<<<<

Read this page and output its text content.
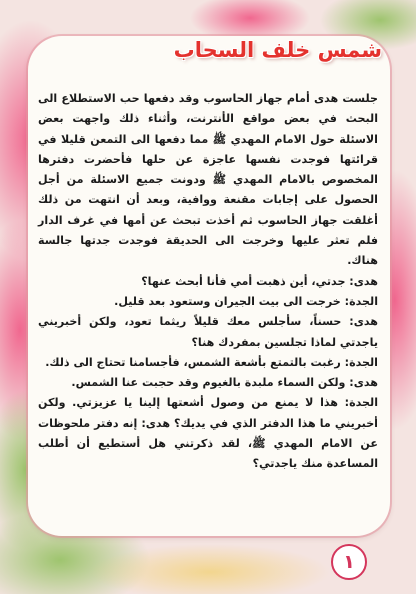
شمس خلف السحاب

جلست هدى أمام جهاز الحاسوب وقد دفعها حب الاستطلاع الى البحث في بعض مواقع الأنترنت، وأثناء ذلك واجهت بعض الاسئلة حول الامام المهدي ﷺ مما دفعها الى التمعن قليلا في قرائتها فوجدت نفسها عاجزة عن حلها فأحضرت دفترها المخصوص بالامام المهدي ﷺ ودونت جميع الاسئلة من أجل الحصول على إجابات مقنعة ووافية، وبعد أن انتهت من ذلك أغلقت جهاز الحاسوب ثم أخذت تبحث عن أمها في غرف الدار فلم تعثر عليها وخرجت الى الحديقة فوجدت جدتها جالسة هناك.

هدى: جدتي، أين ذهبت أمي فأنا أبحث عنها؟

الجدة: خرجت الى بيت الجيران وستعود بعد قليل.

هدى: حسناً، سأجلس معك قليلاً ريثما تعود، ولكن أخبريني ياجدتي لماذا تجلسين بمفردك هنا؟

الجدة: رغبت بالتمتع بأشعة الشمس، فأجسامنا تحتاج الى ذلك.

هدى: ولكن السماء ملبدة بالغيوم وقد حجبت عنا الشمس.

الجدة: هذا لا يمنع من وصول أشعتها إلينا يا عزيزتي. ولكن أخبريني ما هذا الدفتر الذي في يديك؟ هدى: إنه دفتر ملحوظات عن الامام المهدي ﷺ، لقد ذكرتني هل أستطيع أن أطلب المساعدة منك ياجدتي؟

١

>>>>

§ **Written exercise**
Reproduce the whole listing above word for word, but not its pictures.

§ **Exercise result**
Read this page and output its text content.
شمس خلف السحاب

جلست هدى أمام جهاز الحاسوب وقد دفعها حب الاستطلاع الى البحث في بعض مواقع الأنترنت، وأثناء ذلك واجهت بعض الاسئلة حول الامام المهدي ﷺ مما دفعها الى التمعن قليلا في قرائتها فوجدت نفسها عاجزة عن حلها فأحضرت دفترها المخصوص بالامام المهدي ﷺ ودونت جميع الاسئلة من أجل الحصول على إجابات مقنعة ووافية، وبعد أن انتهت من ذلك أغلقت جهاز الحاسوب ثم أخذت تبحث عن أمها في غرف الدار فلم تعثر عليها وخرجت الى الحديقة فوجدت جدتها جالسة هناك.

هدى: جدتي، أين ذهبت أمي فأنا أبحث عنها؟

الجدة: خرجت الى بيت الجيران وستعود بعد قليل.

هدى: حسناً، سأجلس معك قليلاً ريثما تعود، ولكن أخبريني ياجدتي لماذا تجلسين بمفردك هنا؟

الجدة: رغبت بالتمتع بأشعة الشمس، فأجسامنا تحتاج الى ذلك.

هدى: ولكن السماء ملبدة بالغيوم وقد حجبت عنا الشمس.

الجدة: هذا لا يمنع من وصول أشعتها إلينا يا عزيزتي. ولكن أخبريني ما هذا الدفتر الذي في يديك؟ هدى: إنه دفتر ملحوظات عن الامام المهدي ﷺ، لقد ذكرتني هل أستطيع أن أطلب المساعدة منك ياجدتي؟

١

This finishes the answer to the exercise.